*Dataset items:*
-.-.-

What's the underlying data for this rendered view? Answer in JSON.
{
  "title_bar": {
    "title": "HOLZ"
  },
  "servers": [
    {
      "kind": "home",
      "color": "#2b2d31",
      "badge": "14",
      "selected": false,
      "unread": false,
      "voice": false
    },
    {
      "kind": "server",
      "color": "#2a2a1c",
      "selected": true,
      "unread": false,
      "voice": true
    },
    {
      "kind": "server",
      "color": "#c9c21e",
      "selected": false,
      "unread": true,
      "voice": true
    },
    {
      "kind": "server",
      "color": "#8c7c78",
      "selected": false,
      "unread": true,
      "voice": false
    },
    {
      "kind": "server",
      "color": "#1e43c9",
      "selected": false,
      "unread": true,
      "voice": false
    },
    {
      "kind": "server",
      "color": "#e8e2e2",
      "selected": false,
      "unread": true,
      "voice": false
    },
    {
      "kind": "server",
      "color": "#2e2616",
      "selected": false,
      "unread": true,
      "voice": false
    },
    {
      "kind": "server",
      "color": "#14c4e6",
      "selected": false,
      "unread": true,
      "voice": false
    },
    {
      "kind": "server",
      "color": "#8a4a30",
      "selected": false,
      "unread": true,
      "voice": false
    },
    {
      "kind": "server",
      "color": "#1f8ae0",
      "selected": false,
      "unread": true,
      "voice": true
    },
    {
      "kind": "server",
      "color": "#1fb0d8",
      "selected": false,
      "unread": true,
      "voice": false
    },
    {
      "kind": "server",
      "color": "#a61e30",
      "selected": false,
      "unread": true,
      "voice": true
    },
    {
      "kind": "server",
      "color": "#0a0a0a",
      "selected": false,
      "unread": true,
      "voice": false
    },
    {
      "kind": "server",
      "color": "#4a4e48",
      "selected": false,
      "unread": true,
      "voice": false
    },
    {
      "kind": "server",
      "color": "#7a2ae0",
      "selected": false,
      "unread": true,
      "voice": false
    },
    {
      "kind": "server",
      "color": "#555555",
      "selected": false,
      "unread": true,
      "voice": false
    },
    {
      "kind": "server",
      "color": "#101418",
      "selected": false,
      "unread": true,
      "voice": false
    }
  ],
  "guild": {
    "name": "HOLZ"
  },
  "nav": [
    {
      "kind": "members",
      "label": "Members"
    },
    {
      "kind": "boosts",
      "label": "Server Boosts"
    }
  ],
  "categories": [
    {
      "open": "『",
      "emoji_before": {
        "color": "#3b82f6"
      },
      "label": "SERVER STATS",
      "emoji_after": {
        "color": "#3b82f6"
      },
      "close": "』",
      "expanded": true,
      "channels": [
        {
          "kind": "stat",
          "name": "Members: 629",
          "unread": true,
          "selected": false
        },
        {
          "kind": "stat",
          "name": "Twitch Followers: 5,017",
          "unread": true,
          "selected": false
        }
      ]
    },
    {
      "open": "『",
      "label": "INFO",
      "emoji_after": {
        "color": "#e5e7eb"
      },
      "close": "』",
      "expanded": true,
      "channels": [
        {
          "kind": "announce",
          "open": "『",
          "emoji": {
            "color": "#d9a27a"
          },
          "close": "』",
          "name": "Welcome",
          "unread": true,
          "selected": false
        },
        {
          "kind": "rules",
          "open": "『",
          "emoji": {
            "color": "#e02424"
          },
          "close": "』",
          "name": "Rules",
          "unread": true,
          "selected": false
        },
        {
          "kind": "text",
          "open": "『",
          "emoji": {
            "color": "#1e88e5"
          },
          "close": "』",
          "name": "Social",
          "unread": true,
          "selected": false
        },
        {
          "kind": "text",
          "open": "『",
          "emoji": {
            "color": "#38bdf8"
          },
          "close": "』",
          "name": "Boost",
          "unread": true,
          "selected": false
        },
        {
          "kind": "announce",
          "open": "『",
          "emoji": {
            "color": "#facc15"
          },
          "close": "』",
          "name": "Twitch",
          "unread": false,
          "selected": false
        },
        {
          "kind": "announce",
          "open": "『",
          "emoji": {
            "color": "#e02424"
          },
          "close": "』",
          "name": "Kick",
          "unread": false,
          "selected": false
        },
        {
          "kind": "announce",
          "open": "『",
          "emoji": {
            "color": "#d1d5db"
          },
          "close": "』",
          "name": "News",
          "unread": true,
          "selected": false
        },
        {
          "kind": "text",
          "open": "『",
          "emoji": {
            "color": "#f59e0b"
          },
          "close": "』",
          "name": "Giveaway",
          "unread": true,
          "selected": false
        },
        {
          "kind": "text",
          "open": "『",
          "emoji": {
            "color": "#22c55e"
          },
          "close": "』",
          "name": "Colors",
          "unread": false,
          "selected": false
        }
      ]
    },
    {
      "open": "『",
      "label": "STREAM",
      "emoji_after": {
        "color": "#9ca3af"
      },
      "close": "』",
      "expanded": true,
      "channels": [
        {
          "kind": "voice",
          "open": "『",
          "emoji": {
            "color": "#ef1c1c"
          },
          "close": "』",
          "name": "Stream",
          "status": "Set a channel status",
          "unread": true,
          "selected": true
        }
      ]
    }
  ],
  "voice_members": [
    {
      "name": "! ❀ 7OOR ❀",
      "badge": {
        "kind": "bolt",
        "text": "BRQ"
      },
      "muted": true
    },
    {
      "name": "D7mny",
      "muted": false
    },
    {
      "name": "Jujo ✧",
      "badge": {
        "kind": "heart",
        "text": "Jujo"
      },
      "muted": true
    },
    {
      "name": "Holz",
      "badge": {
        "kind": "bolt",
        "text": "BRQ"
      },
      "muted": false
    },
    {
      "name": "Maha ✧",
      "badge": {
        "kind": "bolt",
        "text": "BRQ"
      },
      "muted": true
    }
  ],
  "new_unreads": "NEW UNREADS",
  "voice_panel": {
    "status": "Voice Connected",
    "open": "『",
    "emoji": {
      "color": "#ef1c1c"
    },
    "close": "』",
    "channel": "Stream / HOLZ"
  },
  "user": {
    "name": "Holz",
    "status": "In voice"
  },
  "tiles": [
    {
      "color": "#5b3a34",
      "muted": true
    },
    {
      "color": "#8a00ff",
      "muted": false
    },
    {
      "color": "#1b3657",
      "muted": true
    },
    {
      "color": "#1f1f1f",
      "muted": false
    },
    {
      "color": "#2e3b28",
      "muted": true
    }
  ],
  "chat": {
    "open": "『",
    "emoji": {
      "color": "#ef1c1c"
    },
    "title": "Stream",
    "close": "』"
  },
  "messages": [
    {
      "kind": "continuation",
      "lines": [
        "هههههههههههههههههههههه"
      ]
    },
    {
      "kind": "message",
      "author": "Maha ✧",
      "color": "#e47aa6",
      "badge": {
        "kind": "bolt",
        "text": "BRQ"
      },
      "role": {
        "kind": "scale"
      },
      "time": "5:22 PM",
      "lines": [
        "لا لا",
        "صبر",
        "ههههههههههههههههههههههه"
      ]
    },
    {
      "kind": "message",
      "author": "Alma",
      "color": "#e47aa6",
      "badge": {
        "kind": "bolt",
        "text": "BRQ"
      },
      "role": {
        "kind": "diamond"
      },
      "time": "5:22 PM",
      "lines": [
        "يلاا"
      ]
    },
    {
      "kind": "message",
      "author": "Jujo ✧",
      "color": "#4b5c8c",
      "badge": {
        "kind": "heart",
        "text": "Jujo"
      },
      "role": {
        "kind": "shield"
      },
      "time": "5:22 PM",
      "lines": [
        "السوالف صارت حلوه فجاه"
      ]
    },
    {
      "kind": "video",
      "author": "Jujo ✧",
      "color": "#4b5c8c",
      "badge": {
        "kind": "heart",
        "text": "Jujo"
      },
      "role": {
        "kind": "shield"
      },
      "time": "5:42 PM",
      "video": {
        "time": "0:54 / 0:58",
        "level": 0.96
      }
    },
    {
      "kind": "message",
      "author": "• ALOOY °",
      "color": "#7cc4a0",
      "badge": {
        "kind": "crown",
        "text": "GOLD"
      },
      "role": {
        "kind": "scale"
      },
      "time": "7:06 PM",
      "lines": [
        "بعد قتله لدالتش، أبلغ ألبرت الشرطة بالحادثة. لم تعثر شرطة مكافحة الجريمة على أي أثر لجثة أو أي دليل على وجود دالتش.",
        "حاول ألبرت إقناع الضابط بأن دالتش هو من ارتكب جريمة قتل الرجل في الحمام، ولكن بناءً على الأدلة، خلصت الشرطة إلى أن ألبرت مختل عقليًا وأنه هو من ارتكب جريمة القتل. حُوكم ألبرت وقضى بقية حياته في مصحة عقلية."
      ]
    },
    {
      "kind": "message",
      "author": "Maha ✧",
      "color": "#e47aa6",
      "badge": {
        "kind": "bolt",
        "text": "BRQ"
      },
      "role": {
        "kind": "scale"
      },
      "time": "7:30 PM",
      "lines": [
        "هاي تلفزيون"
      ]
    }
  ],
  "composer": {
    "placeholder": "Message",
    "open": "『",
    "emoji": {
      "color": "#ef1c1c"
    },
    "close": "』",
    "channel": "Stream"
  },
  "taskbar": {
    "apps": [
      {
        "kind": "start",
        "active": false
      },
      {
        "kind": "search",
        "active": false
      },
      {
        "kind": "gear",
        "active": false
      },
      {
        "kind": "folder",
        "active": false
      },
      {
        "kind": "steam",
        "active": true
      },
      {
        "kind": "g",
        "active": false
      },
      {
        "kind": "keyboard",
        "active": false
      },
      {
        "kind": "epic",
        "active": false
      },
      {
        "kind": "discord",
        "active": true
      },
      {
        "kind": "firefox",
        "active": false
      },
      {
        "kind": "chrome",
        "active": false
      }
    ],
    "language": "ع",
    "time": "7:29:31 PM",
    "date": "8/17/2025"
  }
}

-.-.-

*INSTRUCTION:*
Pull every line containing the word "الشرطة" out of the material and copy it.

*EXERCISE SOLUTION:*
        "بعد قتله لدالتش، أبلغ ألبرت الشرطة بالحادثة. لم تعثر شرطة مكافحة الجريمة على أي أثر لجثة أو أي دليل على وجود دالتش.",
        "حاول ألبرت إقناع الضابط بأن دالتش هو من ارتكب جريمة قتل الرجل في الحمام، ولكن بناءً على الأدلة، خلصت الشرطة إلى أن ألبرت مختل عقليًا وأنه هو من ارتكب جريمة القتل. حُوكم ألبرت وقضى بقية حياته في مصحة عقلية."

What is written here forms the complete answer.